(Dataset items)
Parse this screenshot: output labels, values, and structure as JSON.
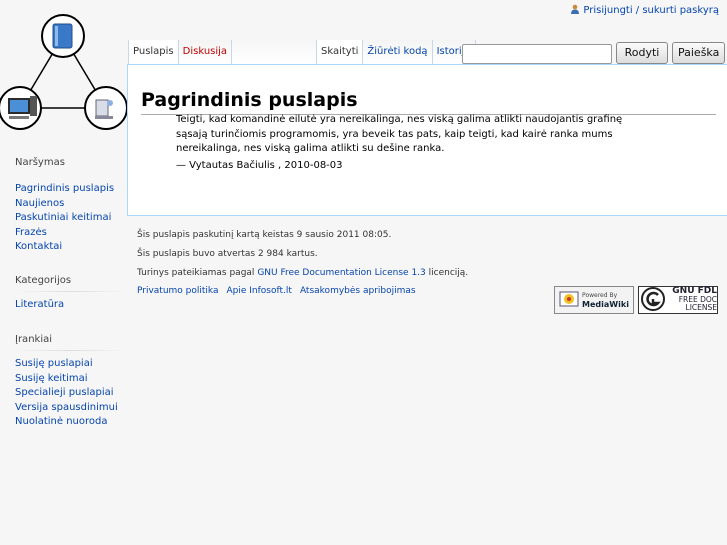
{
  "personal": {
    "login_label": "Prisijungti / sukurti paskyrą"
  },
  "tabs": {
    "left": [
      {
        "label": "Puslapis",
        "selected": true
      },
      {
        "label": "Diskusija",
        "selected": false
      }
    ],
    "right": [
      {
        "label": "Skaityti",
        "selected": true
      },
      {
        "label": "Žiūrėti kodą",
        "selected": false
      },
      {
        "label": "Istorija",
        "selected": false
      }
    ]
  },
  "search": {
    "placeholder": "",
    "value": "",
    "go_label": "Rodyti",
    "search_label": "Paieška"
  },
  "content": {
    "title": "Pagrindinis puslapis",
    "quote": "Teigti, kad komandinė eilutė yra nereikalinga, nes viską galima atlikti naudojantis grafinę sąsają turinčiomis programomis, yra beveik tas pats, kaip teigti, kad kairė ranka mums nereikalinga, nes viską galima atlikti su dešine ranka.",
    "author": "— Vytautas Bačiulis , 2010-08-03"
  },
  "sidebar": {
    "navigation": {
      "heading": "Naršymas",
      "items": [
        "Pagrindinis puslapis",
        "Naujienos",
        "Paskutiniai keitimai",
        "Frazės",
        "Kontaktai"
      ]
    },
    "categories": {
      "heading": "Kategorijos",
      "items": [
        "Literatūra"
      ]
    },
    "tools": {
      "heading": "Įrankiai",
      "items": [
        "Susiję puslapiai",
        "Susiję keitimai",
        "Specialieji puslapiai",
        "Versija spausdinimui",
        "Nuolatinė nuoroda"
      ]
    }
  },
  "footer": {
    "last_modified": "Šis puslapis paskutinį kartą keistas 9 sausio 2011 08:05.",
    "views": "Šis puslapis buvo atvertas 2 984 kartus.",
    "license_prefix": "Turinys pateikiamas pagal",
    "license_link": "GNU Free Documentation License 1.3",
    "license_suffix": "licenciją.",
    "links": [
      "Privatumo politika",
      "Apie Infosoft.lt",
      "Atsakomybės apribojimas"
    ],
    "badges": {
      "mediawiki_top": "Powered By",
      "mediawiki_bottom": "MediaWiki",
      "gfdl_1": "GNU FDL",
      "gfdl_2": "FREE DOC",
      "gfdl_3": "LICENSE"
    }
  },
  "colors": {
    "link": "#0645ad",
    "new_link": "#ba0000",
    "border": "#a7d7f9"
  }
}
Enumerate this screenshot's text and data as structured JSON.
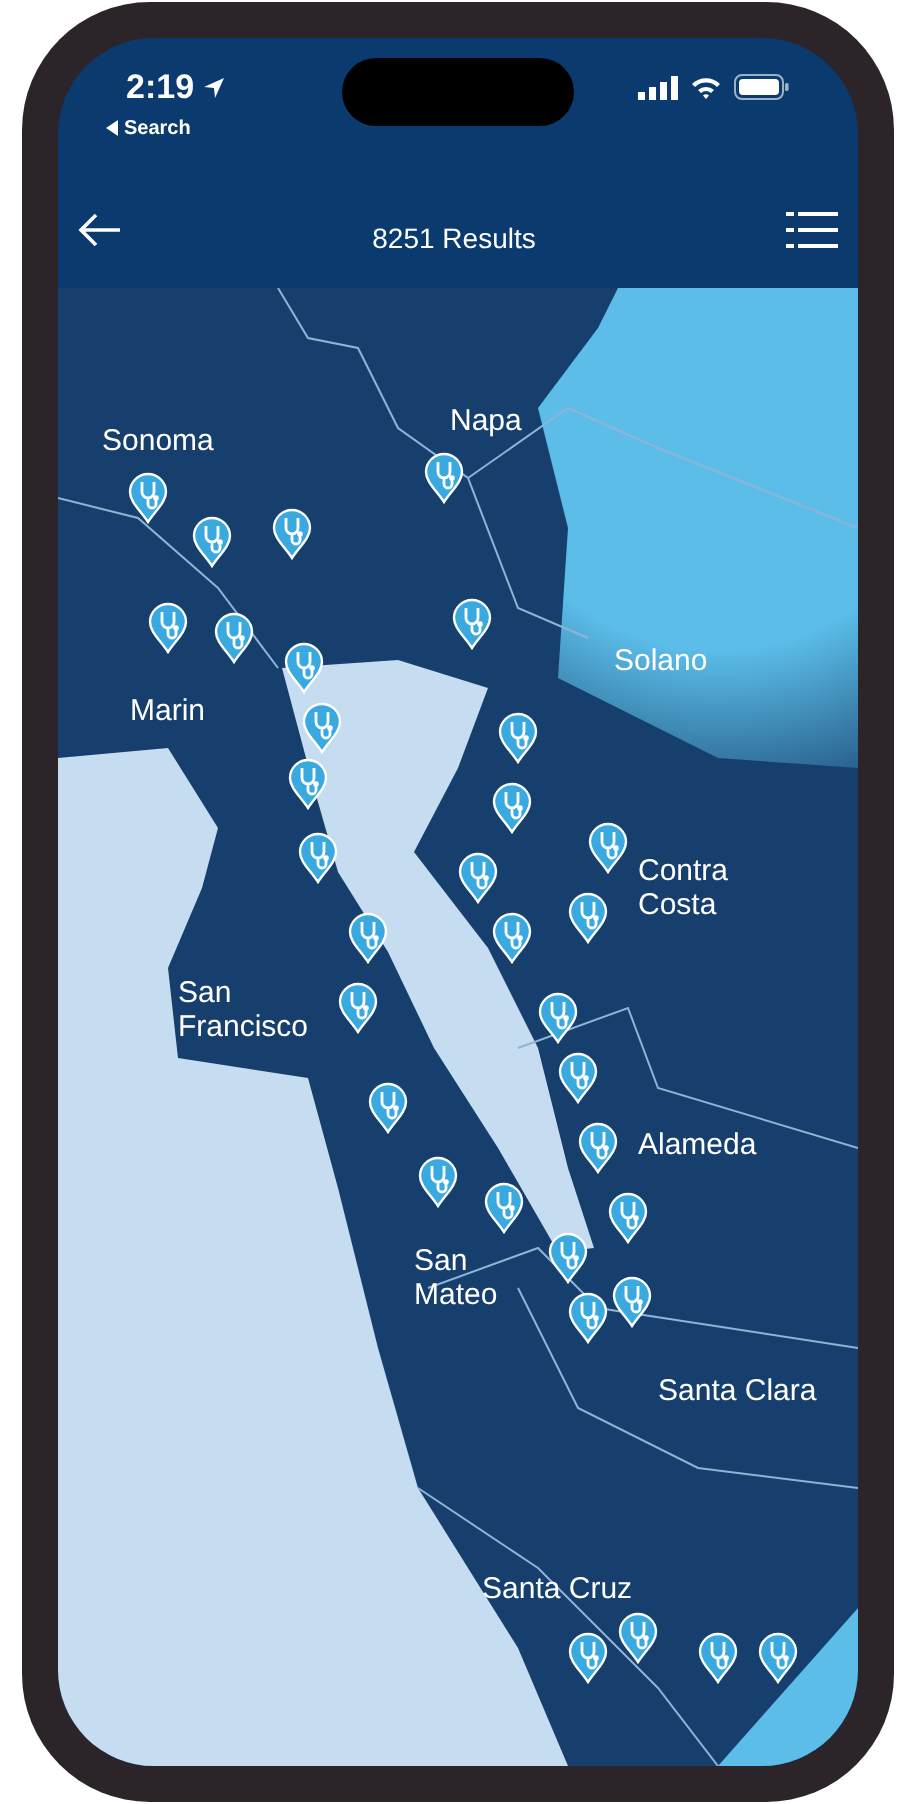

→ **Written exercise**
Reproduce each line of the records exactly, and omit every picture.

→ **Exercise solution**
Parse this screenshot: output labels, values, and structure as JSON.
{
  "personal": {
    "login_label": "Prisijungti / sukurti paskyrą"
  },
  "tabs": {
    "left": [
      {
        "label": "Puslapis",
        "selected": true
      },
      {
        "label": "Diskusija",
        "selected": false
      }
    ],
    "right": [
      {
        "label": "Skaityti",
        "selected": true
      },
      {
        "label": "Žiūrėti kodą",
        "selected": false
      },
      {
        "label": "Istorija",
        "selected": false
      }
    ]
  },
  "search": {
    "placeholder": "",
    "value": "",
    "go_label": "Rodyti",
    "search_label": "Paieška"
  },
  "content": {
    "title": "Pagrindinis puslapis",
    "quote": "Teigti, kad komandinė eilutė yra nereikalinga, nes viską galima atlikti naudojantis grafinę sąsają turinčiomis programomis, yra beveik tas pats, kaip teigti, kad kairė ranka mums nereikalinga, nes viską galima atlikti su dešine ranka.",
    "author": "— Vytautas Bačiulis , 2010-08-03"
  },
  "sidebar": {
    "navigation": {
      "heading": "Naršymas",
      "items": [
        "Pagrindinis puslapis",
        "Naujienos",
        "Paskutiniai keitimai",
        "Frazės",
        "Kontaktai"
      ]
    },
    "categories": {
      "heading": "Kategorijos",
      "items": [
        "Literatūra"
      ]
    },
    "tools": {
      "heading": "Įrankiai",
      "items": [
        "Susiję puslapiai",
        "Susiję keitimai",
        "Specialieji puslapiai",
        "Versija spausdinimui",
        "Nuolatinė nuoroda"
      ]
    }
  },
  "footer": {
    "last_modified": "Šis puslapis paskutinį kartą keistas 9 sausio 2011 08:05.",
    "views": "Šis puslapis buvo atvertas 2 984 kartus.",
    "license_prefix": "Turinys pateikiamas pagal",
    "license_link": "GNU Free Documentation License 1.3",
    "license_suffix": "licenciją.",
    "links": [
      "Privatumo politika",
      "Apie Infosoft.lt",
      "Atsakomybės apribojimas"
    ],
    "badges": {
      "mediawiki_top": "Powered By",
      "mediawiki_bottom": "MediaWiki",
      "gfdl_1": "GNU FDL",
      "gfdl_2": "FREE DOC",
      "gfdl_3": "LICENSE"
    }
  },
  "colors": {
    "link": "#0645ad",
    "new_link": "#ba0000",
    "border": "#a7d7f9"
  }
}
Enumerate this screenshot's text and data as structured JSON.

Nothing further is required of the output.